**TASK DETAILS:** Where the string "JSON" occurs in the material below, report the whole line.

══ MATERIAL ══

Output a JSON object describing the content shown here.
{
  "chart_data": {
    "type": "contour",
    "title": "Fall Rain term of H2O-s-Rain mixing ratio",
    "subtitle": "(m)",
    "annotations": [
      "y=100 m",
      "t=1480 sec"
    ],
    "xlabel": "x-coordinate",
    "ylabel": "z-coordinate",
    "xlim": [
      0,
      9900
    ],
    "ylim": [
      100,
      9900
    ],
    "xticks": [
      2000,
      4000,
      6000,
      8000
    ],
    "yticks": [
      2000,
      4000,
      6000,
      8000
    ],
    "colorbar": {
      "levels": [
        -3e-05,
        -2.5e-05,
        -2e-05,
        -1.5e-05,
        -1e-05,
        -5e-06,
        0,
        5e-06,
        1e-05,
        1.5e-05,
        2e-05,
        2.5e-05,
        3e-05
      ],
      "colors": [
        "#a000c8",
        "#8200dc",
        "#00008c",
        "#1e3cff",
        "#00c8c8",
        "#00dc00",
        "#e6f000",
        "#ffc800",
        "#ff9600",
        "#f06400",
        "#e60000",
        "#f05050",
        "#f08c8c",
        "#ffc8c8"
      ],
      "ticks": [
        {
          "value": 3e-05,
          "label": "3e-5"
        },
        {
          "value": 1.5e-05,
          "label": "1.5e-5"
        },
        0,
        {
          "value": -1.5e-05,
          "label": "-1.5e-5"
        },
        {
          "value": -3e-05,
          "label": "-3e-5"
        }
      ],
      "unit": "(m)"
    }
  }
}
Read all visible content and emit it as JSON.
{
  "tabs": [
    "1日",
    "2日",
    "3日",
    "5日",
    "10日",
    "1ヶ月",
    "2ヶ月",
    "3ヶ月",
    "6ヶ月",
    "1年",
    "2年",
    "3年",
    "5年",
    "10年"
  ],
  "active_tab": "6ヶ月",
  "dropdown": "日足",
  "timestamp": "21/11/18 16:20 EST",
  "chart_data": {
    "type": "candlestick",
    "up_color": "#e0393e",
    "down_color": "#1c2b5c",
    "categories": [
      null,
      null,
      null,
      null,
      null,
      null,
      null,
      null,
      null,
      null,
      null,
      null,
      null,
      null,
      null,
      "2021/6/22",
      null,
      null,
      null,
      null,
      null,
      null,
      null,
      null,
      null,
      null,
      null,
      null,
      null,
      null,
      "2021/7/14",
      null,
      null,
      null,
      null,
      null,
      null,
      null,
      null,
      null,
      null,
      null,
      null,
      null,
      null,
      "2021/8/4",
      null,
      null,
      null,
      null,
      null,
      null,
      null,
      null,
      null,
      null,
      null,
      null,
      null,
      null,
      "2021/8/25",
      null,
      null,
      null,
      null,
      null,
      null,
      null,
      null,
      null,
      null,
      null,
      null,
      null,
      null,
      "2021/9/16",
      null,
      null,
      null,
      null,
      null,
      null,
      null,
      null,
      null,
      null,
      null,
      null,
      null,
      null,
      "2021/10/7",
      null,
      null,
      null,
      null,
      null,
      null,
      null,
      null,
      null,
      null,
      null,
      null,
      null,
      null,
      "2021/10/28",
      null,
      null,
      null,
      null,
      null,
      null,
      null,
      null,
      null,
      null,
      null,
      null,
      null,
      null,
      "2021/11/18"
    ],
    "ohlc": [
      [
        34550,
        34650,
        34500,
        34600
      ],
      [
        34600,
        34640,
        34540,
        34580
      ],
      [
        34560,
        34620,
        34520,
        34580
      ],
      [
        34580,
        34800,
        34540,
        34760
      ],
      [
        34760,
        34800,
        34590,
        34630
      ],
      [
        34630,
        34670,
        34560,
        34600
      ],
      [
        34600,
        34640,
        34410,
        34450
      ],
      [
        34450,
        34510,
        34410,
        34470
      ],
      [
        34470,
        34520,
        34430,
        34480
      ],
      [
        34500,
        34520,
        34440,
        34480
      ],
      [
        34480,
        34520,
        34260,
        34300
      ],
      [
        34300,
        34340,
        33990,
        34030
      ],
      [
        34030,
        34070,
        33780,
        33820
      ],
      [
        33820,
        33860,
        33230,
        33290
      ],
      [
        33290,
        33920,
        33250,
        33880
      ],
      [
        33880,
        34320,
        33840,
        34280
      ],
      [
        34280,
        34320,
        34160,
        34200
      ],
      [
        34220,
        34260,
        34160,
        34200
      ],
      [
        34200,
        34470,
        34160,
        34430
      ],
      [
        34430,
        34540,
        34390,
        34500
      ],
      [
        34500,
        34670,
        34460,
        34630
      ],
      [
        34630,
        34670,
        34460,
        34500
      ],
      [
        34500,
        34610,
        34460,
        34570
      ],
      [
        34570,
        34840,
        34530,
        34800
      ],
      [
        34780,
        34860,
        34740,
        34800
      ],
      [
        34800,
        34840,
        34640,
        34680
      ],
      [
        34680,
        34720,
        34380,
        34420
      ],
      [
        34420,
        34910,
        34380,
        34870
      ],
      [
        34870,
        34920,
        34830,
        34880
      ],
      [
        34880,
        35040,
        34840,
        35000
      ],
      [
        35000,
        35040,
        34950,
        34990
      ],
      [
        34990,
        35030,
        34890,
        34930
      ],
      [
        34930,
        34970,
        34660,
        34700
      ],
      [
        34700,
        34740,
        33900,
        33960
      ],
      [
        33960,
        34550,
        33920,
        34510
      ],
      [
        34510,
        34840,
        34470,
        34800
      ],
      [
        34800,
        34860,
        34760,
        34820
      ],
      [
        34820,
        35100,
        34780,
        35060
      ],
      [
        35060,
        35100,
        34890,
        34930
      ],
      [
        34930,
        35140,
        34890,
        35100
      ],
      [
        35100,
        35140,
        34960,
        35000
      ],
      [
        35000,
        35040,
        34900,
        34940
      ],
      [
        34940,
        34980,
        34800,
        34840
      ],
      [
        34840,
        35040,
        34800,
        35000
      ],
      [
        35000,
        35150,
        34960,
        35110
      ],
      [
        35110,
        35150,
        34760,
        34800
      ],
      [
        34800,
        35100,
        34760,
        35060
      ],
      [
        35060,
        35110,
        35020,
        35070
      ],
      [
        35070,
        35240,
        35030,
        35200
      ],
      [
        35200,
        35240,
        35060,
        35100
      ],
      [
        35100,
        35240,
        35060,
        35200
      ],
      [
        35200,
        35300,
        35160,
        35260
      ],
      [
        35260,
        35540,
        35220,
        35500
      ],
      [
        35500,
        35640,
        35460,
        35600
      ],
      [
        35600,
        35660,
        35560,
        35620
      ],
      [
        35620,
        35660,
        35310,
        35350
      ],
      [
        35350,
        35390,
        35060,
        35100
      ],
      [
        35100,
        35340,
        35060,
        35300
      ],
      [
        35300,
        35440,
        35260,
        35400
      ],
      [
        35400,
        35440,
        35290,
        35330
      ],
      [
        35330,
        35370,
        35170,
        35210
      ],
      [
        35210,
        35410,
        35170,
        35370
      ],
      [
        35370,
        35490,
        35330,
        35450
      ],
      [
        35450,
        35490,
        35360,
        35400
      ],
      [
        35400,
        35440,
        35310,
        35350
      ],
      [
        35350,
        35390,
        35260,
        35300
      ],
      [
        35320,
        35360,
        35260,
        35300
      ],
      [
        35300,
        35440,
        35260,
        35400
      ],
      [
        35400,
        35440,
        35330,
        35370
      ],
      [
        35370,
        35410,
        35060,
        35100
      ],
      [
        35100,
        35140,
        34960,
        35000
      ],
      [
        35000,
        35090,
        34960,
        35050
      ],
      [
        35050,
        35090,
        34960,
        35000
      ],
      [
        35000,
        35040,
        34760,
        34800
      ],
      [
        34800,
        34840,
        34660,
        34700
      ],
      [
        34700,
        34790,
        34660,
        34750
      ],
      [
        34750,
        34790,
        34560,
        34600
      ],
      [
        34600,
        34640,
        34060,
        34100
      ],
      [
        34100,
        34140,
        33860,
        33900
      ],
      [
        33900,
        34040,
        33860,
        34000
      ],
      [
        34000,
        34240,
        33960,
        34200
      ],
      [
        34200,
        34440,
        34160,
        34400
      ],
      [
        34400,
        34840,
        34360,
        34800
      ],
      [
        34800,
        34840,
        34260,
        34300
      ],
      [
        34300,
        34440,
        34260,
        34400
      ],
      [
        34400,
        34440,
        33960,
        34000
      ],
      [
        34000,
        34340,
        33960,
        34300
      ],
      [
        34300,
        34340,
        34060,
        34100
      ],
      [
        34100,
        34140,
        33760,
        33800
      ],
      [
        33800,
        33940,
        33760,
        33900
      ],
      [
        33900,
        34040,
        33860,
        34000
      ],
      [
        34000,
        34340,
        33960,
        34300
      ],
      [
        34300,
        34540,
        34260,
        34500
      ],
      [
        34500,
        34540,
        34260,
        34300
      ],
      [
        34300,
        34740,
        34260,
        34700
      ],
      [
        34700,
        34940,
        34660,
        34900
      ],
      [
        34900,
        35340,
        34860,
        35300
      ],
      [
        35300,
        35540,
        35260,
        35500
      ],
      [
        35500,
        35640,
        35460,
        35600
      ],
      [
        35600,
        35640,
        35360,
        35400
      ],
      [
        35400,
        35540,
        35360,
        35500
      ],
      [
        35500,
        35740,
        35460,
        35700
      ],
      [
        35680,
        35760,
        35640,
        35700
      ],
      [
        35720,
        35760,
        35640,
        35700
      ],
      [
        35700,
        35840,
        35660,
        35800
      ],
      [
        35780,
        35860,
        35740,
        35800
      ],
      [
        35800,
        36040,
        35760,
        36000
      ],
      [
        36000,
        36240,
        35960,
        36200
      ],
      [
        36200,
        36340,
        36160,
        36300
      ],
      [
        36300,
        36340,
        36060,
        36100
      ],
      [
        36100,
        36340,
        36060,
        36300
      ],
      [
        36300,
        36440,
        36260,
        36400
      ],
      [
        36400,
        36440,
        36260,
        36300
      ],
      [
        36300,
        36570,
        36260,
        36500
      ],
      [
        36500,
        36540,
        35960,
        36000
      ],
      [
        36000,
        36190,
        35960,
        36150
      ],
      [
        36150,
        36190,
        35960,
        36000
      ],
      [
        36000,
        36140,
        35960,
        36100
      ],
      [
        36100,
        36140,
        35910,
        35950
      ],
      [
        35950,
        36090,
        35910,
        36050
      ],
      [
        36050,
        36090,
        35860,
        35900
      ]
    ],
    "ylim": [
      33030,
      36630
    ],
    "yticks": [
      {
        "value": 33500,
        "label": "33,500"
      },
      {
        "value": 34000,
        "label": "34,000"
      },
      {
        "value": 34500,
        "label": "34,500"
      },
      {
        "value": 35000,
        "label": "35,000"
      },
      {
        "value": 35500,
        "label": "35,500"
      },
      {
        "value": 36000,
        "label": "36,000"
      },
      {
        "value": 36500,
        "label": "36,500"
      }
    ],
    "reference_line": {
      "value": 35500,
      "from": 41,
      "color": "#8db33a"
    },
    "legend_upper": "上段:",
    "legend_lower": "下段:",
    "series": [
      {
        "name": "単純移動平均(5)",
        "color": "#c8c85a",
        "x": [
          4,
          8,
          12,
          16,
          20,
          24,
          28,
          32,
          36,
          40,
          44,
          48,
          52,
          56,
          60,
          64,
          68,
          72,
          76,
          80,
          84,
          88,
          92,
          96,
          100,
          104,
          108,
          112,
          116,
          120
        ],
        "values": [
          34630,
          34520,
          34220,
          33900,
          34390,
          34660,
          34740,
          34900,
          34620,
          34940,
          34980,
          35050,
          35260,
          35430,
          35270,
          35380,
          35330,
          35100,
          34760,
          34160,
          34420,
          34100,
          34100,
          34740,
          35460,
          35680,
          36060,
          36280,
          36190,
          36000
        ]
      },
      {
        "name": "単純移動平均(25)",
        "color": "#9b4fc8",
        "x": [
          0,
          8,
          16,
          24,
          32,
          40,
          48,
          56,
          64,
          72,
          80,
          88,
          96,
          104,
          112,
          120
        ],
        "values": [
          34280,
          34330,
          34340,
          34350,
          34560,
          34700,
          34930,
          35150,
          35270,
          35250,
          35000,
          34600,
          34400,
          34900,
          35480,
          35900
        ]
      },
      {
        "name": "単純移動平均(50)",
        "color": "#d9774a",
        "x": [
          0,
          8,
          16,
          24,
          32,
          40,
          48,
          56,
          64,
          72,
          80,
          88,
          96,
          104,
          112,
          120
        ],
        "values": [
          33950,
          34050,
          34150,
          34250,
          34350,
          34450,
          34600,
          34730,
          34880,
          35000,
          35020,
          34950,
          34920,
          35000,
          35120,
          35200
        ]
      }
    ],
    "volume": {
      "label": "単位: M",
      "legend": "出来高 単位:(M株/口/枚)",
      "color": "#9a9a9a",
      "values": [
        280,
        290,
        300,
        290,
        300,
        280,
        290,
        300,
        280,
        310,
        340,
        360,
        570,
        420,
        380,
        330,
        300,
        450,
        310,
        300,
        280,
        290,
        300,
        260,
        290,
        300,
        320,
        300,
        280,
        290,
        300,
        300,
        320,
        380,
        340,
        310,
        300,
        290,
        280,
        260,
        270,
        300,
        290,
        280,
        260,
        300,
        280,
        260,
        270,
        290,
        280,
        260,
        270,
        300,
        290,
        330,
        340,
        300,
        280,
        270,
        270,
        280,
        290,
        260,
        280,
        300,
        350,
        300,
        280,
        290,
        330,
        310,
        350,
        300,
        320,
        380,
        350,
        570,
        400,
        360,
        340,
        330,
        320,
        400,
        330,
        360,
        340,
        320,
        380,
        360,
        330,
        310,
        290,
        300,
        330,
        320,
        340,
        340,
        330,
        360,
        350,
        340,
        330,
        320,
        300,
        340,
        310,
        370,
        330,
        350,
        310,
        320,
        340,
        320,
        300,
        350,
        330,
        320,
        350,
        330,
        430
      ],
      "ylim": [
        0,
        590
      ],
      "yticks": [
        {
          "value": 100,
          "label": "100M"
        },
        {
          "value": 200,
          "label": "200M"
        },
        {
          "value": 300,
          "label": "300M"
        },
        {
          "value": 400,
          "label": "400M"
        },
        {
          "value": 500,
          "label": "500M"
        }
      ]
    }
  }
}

═══

**EXERCISE RESULT:**
Output a JSON object describing the content shown here.
Read all visible content and emit it as JSON.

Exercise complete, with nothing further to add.